What to do — Word for word, repeat the lines of the records from the one containing "Extract all readable text from this page." through the last line, both included.
[start]
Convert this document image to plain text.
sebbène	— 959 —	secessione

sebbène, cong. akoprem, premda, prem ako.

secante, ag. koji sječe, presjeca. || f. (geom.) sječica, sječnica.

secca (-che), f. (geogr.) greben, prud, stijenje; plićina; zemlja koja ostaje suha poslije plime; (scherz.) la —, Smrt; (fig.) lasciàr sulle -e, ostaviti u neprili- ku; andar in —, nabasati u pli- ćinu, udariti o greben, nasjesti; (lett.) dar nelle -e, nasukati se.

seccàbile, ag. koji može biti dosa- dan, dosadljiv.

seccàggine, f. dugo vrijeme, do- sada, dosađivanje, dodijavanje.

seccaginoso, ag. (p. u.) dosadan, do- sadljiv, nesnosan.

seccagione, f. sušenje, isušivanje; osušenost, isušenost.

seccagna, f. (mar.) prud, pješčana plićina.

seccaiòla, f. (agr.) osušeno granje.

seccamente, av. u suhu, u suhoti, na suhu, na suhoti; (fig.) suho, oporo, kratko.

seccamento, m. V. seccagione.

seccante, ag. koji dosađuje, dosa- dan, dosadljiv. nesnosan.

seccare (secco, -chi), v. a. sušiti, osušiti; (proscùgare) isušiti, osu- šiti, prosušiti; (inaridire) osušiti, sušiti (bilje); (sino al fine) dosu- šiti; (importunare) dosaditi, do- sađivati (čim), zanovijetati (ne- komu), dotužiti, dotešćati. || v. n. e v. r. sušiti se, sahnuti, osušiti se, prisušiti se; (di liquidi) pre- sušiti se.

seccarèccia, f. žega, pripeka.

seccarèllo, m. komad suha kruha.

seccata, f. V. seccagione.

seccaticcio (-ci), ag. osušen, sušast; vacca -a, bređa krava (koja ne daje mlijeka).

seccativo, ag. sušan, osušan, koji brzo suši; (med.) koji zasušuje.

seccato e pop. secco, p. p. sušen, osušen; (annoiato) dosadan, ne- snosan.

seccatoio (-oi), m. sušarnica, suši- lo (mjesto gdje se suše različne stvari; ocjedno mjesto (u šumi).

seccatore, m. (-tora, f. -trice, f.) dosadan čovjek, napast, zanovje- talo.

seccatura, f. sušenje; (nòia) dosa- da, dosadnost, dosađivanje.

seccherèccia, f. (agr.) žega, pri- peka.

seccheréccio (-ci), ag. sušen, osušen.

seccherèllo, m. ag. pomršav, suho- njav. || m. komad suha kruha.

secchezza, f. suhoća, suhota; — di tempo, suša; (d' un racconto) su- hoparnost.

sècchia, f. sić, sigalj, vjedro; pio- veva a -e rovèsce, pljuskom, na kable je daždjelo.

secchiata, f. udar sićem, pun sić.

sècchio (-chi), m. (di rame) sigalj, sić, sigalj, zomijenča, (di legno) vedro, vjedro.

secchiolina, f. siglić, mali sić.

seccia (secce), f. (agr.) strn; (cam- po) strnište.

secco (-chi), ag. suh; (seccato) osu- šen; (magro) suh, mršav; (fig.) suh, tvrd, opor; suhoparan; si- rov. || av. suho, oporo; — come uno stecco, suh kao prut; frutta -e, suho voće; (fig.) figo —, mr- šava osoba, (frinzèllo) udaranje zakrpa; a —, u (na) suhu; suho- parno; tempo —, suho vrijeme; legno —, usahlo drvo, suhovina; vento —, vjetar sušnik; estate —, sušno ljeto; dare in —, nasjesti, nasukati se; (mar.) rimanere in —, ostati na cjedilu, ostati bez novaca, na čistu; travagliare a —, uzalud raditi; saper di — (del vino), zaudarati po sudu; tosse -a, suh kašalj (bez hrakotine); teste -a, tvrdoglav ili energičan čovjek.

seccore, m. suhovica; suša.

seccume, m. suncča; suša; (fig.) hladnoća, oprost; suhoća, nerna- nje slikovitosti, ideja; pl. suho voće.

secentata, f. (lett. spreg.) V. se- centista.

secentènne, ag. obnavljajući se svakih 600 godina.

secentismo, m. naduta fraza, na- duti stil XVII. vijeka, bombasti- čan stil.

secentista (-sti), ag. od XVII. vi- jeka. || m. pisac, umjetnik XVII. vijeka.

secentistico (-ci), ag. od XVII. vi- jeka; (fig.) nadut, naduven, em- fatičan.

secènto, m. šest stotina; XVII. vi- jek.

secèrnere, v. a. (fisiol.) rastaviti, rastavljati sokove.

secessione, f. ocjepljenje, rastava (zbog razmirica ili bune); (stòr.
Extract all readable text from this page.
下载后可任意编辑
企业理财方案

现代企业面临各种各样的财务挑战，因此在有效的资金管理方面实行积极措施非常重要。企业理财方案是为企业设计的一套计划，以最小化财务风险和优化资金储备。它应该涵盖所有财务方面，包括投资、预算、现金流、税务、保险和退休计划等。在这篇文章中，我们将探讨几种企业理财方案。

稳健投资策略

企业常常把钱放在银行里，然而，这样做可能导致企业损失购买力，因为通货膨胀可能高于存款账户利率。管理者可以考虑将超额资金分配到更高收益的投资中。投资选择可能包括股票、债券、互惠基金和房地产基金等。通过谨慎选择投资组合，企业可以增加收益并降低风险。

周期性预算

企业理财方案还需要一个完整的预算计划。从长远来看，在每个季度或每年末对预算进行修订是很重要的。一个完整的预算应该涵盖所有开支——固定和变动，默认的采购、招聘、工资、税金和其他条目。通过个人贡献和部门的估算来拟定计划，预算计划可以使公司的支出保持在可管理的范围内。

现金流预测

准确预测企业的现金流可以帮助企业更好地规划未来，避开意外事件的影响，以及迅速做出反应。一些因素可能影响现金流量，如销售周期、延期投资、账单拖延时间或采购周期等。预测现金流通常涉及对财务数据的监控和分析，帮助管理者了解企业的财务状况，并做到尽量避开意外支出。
[end]
Exercise solution —
Extract all readable text from this page.
下载后可任意编辑
企业理财方案

现代企业面临各种各样的财务挑战，因此在有效的资金管理方面实行积极措施非常重要。企业理财方案是为企业设计的一套计划，以最小化财务风险和优化资金储备。它应该涵盖所有财务方面，包括投资、预算、现金流、税务、保险和退休计划等。在这篇文章中，我们将探讨几种企业理财方案。

稳健投资策略

企业常常把钱放在银行里，然而，这样做可能导致企业损失购买力，因为通货膨胀可能高于存款账户利率。管理者可以考虑将超额资金分配到更高收益的投资中。投资选择可能包括股票、债券、互惠基金和房地产基金等。通过谨慎选择投资组合，企业可以增加收益并降低风险。

周期性预算

企业理财方案还需要一个完整的预算计划。从长远来看，在每个季度或每年末对预算进行修订是很重要的。一个完整的预算应该涵盖所有开支——固定和变动，默认的采购、招聘、工资、税金和其他条目。通过个人贡献和部门的估算来拟定计划，预算计划可以使公司的支出保持在可管理的范围内。

现金流预测

准确预测企业的现金流可以帮助企业更好地规划未来，避开意外事件的影响，以及迅速做出反应。一些因素可能影响现金流量，如销售周期、延期投资、账单拖延时间或采购周期等。预测现金流通常涉及对财务数据的监控和分析，帮助管理者了解企业的财务状况，并做到尽量避开意外支出。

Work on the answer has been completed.